Given text:

○ ○ ○ ○ ○ ○ ○

Resizable arrays, also called dynamic arrays, dynamic tables, array lists and so on, are extensively used in many applications when the amount of data to be stored in the array is not known in advance or can change dynamically during the execution of the program. For instance, the Scala code below reads all the words in a text file into a resizable array (Scala ArrayBuffer) so that they can be later processed in memory in the same order they appear in the file.

import scala.io.Source

val words = collection.mutable.ArrayBuffer[String]()
val bufferedSource = Source.fromFile(fileName)
for(line <- bufferedSource.getLines)
  for(word <- line.trim.split("\\r+"))
    words += word
bufferedSource.close

Due to their importance in many applications, resizable arrays are implemented in many standard libraries:

Their main benefit over arrays is that they allow amortized constant-time insertion and removal at the end. The benefit over mutable linked lists, that also allow constant time insertion at the end, is that constant-time random access to the elements is supported and much less memory allocations are performed. In general, memory allocations are not free but the runtime system must keep track of the free and allocated memory areas when objects are created and deleted (by garbage collection or by explicit deallocation). The plot below shows the performance of C++ vector (resizable array) and list (mutable linked list) when \( n \) elements are inserted at the end. These tests were run in a computer with Intel i5-2400 CPU running at 3.1GHz.

_images/insertion-at-end.jpg

The idea in resizable arrays is as follows: allocate an array \( a \) with some extra space and maintain

  • ​ the capacity \( c \), ie. the size, of the array \( a \) (in Java/Scala, this is already included in the low-level array but in C++, for instance, raw arrays do not carry any additional information), and

  • ​ the size \( s \) of the resizable array, ie. the number of elements actually used in the underlying array \( a \).

When an element is inserted at the end of the resizable array, we do the following:

  1. If \( s < c \), we simply write the element in the index \( s \) of the array \( a \) and increase \( s \) by one.

  2. If \( s = c \), we

    1. allocate a new array of \( \alpha c \) elements, where \( \alpha > 1 \) is an expansion factor constant (usually 1.5 or 2),

    2. copy the \( s \) elements from the old array to the beginning of the new array, and

    3. set the capacity to \( \alpha c \), insert the new element at index \( s \) in the new array and increase \( s \) by one.

Removing the last element is easy: the index \( s \) is decreased by one.

Example: Inserting an element into a full resizable array

Consider the resizable array of integers shown below and suppose that we wish to insert the element 21 at the end of it.

○ ○ ○ ○ ○ ○ ○

To-do list:
**A.** In the resizable arrays text, what values does the expansion factor usually take?
**B.** Carry on the resizable arrays text from its last sentence.

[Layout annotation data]
○ ○ ○ ○ ○ ○ ○

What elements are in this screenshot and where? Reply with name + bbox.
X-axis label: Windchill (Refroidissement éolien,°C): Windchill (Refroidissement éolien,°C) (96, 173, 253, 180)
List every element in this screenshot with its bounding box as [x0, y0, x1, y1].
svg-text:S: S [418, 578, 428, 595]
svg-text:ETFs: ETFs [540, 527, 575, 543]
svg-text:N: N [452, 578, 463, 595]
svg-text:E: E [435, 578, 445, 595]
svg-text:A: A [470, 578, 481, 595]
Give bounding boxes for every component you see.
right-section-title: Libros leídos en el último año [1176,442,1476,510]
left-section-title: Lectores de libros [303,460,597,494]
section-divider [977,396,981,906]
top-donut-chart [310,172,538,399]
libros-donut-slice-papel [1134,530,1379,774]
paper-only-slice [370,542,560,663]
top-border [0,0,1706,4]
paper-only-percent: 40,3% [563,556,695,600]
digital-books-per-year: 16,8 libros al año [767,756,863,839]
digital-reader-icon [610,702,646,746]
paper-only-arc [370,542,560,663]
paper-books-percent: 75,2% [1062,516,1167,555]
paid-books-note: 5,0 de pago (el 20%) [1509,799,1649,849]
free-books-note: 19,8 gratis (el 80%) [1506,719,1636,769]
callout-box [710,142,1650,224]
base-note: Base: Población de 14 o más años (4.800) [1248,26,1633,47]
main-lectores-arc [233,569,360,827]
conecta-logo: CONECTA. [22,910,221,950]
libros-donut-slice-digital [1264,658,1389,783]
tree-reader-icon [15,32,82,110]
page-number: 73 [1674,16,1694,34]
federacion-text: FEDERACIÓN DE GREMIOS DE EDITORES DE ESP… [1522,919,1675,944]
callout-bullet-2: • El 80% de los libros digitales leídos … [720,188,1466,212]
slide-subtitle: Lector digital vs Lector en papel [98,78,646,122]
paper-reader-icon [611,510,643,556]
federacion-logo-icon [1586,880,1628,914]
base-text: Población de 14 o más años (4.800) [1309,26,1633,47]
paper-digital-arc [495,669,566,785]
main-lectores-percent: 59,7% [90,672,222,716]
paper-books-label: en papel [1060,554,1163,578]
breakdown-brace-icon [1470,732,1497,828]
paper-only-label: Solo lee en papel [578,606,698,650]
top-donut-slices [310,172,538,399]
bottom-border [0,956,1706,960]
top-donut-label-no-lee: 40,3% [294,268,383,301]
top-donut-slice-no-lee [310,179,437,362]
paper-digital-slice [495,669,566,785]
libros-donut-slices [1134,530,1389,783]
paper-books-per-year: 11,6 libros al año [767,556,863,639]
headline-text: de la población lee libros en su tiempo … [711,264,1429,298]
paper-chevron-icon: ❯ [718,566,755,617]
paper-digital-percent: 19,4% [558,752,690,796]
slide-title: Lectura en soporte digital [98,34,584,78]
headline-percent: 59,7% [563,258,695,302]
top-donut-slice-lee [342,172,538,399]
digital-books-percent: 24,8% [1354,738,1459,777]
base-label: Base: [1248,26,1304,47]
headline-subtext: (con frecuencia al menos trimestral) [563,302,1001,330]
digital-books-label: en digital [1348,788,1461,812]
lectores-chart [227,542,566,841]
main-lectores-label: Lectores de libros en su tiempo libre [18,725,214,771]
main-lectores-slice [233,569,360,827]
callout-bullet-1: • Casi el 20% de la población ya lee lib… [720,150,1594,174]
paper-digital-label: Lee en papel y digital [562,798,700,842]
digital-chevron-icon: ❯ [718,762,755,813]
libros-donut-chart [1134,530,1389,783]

○ ○ ○ ○ ○ ○ ○

Set of answers:
**A.** Usually 1.5 or 2.

**B.**
_images/rarray-1.png

As the array was full, the insertion triggers expansion and results in the resizable array shown below.

_images/rarray-2.png

The old array will be deallocated by the runtime system (such as Java virtual machine) in garbage-collected languages. In non-garbage collecting languages such as C++, the old array must be explicitly deallocated by the insertion operation code.

Example

The code below shows how appending elements in ArrayBuffer is implemented in the Scala version 2.11.8. The code is taken from the source code of ArrayBuffer and the source code of ResizableArray.

class ArrayBuffer[A](override protected val initialSize: Int)
  extends AbstractBuffer[A]
     with Buffer[A]
     with GenericTraversableTemplate[A, ArrayBuffer]
     with BufferLike[A, ArrayBuffer[A]]
     with IndexedSeqOptimized[A, ArrayBuffer[A]]
     with Builder[A, ArrayBuffer[A]]
     with ResizableArray[A]
     with CustomParallelizable[A, ParArray[A]]
     with Serializable
{
  // LINES REMOVED

  /** Appends a single element to this buffer and returns
   *  the identity of the buffer. It takes constant amortized time.
   *
   *  @param elem  the element to append.
   *  @return      the updated buffer.
   */
  def +=(elem: A): this.type = {
    ensureSize(size0 + 1)
    array(size0) = elem.asInstanceOf[AnyRef]
    size0 += 1
    this
  }

  // LINES REMOVED
}

trait ResizableArray[A] extends IndexedSeq[A]
                           with GenericTraversableTemplate[A, ResizableArray]
                           with IndexedSeqOptimized[A, ResizableArray[A]]
{
  override def companion: GenericCompanion[ResizableArray] = ResizableArray

  protected def initialSize: Int = 16
  protected var array: Array[AnyRef] = new Array[AnyRef](math.max(initialSize, 1))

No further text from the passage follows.